▶ [AIM] Show every line where "coefficient" occurs.

:::

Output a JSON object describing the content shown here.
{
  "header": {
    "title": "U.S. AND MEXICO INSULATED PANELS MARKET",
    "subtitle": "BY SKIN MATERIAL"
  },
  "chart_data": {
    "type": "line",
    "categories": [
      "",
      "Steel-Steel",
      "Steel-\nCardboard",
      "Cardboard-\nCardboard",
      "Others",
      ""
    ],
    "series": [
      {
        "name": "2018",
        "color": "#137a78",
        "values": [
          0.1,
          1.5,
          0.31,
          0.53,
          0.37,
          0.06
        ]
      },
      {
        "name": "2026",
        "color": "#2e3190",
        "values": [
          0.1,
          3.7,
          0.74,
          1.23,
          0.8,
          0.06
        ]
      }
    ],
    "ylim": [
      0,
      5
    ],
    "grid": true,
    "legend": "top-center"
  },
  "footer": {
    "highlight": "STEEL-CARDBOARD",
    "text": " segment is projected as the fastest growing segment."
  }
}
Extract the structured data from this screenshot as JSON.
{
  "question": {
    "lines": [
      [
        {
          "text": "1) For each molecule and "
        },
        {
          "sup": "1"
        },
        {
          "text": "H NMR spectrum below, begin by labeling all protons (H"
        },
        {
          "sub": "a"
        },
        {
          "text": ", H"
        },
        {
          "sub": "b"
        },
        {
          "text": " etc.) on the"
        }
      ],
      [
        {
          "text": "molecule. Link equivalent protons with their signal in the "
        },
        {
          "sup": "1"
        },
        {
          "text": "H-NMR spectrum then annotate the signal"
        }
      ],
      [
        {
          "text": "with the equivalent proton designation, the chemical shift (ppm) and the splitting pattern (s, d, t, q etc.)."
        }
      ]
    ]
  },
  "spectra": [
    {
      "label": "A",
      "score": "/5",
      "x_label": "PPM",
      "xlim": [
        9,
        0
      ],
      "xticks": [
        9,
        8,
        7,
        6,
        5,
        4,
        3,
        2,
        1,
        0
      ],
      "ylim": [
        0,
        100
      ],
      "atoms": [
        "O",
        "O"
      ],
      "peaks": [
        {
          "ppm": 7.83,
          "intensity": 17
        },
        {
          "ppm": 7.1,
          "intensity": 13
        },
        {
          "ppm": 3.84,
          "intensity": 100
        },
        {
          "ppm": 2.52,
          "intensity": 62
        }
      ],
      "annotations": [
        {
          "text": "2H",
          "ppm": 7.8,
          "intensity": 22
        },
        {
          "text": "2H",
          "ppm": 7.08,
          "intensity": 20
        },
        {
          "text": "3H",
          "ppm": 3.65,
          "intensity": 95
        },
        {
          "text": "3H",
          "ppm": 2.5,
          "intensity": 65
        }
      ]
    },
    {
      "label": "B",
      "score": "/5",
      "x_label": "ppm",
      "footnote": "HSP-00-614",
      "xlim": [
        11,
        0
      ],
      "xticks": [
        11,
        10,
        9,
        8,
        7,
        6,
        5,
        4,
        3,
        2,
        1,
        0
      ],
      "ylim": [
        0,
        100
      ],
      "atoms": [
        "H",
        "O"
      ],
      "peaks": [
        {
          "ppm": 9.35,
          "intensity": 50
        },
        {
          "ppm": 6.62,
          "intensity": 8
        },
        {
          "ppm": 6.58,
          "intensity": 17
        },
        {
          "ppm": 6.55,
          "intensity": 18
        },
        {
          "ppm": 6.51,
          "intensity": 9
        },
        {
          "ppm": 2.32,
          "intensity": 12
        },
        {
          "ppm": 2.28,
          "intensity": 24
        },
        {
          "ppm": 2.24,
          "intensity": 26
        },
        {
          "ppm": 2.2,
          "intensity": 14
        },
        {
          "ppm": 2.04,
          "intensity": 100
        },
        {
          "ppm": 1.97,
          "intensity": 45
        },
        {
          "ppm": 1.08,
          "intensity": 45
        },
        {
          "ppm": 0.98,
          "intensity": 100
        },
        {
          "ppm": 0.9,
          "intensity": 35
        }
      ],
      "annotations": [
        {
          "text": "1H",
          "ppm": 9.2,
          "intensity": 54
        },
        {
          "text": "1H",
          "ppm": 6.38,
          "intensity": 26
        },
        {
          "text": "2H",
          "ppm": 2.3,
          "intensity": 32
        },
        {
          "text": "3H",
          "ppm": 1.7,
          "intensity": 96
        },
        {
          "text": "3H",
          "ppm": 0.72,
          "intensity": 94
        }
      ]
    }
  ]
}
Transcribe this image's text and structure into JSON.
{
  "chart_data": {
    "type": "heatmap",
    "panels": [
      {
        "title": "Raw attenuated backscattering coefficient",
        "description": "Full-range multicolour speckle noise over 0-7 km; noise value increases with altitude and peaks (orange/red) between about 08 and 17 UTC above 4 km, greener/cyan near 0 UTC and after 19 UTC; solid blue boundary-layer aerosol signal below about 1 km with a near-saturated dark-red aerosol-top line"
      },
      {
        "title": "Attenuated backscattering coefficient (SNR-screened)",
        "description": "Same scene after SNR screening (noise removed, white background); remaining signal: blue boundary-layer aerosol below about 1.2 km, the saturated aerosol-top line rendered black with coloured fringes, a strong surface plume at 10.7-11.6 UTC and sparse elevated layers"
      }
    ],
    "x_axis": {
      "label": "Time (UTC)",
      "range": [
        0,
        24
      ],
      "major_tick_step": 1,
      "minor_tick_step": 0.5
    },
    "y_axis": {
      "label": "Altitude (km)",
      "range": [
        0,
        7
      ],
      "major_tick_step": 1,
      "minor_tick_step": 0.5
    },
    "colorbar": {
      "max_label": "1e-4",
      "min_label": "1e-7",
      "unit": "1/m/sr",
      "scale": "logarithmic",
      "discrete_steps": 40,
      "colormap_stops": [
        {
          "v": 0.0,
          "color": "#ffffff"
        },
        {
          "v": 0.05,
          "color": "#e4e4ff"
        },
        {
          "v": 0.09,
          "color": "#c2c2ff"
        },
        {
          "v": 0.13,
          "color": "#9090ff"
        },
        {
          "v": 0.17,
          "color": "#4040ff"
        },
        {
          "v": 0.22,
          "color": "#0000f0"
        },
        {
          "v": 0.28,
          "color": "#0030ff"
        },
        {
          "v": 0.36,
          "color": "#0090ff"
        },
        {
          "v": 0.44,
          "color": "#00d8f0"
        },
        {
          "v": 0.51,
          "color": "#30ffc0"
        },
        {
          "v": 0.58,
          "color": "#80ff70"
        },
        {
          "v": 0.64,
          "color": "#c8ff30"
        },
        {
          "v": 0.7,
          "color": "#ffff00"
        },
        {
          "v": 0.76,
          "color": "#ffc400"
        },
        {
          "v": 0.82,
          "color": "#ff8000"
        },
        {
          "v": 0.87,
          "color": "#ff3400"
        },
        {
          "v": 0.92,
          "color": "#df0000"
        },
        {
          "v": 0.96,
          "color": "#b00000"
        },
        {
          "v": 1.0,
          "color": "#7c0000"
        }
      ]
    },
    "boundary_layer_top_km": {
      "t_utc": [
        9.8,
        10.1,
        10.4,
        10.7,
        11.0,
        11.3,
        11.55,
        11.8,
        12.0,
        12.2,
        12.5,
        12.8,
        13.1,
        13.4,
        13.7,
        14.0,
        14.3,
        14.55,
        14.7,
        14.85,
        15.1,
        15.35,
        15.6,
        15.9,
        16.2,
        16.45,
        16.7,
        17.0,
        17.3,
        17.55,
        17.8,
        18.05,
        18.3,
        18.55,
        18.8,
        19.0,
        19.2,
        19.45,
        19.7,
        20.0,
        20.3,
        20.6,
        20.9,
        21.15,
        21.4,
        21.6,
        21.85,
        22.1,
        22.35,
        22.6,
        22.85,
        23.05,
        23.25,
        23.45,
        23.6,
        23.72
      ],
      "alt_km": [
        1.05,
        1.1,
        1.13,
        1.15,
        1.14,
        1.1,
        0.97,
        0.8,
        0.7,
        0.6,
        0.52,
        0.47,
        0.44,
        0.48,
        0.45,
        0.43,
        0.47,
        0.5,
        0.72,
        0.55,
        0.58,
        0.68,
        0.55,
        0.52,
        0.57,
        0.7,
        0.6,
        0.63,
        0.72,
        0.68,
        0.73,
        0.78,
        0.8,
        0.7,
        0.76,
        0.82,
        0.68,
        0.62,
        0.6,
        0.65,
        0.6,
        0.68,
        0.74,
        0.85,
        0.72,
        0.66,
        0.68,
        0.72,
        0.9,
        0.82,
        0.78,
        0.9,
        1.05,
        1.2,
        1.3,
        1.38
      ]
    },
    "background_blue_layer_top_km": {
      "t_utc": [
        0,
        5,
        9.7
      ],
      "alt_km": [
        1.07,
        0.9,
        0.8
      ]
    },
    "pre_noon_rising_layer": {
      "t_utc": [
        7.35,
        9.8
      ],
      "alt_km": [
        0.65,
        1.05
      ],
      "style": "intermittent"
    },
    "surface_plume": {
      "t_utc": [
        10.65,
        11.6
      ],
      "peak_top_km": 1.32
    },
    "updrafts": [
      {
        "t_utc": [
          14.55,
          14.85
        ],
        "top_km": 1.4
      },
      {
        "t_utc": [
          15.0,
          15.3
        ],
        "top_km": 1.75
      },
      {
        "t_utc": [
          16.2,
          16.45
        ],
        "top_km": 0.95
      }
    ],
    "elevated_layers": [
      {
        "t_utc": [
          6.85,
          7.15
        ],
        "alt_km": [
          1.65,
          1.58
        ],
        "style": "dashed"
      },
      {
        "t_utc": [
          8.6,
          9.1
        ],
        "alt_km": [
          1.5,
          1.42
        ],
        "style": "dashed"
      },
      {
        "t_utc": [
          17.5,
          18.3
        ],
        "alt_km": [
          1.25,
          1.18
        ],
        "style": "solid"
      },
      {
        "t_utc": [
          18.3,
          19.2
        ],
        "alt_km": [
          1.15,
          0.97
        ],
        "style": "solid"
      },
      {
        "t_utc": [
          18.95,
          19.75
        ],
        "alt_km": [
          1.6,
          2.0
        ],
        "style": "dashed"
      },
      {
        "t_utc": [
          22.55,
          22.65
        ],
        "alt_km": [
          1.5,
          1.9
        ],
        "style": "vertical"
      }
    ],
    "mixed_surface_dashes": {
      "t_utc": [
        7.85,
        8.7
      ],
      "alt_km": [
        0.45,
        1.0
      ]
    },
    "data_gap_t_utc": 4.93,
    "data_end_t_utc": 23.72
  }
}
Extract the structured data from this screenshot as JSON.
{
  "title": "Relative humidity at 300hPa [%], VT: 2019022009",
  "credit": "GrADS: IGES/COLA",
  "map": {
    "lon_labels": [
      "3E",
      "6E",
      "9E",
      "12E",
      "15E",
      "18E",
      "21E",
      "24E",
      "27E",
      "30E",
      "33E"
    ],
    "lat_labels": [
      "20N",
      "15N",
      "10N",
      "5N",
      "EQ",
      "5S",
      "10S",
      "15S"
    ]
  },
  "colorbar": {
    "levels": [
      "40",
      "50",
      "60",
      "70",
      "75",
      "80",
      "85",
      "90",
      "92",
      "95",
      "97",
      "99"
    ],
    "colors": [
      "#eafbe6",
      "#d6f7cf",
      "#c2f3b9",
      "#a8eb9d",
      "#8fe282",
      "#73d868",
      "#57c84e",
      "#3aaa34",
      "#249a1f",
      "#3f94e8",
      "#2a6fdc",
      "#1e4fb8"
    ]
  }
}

:::

▶ [WRITTEN SOLUTION]
        "title": "Raw attenuated backscattering coefficient",
        "title": "Attenuated backscattering coefficient (SNR-screened)",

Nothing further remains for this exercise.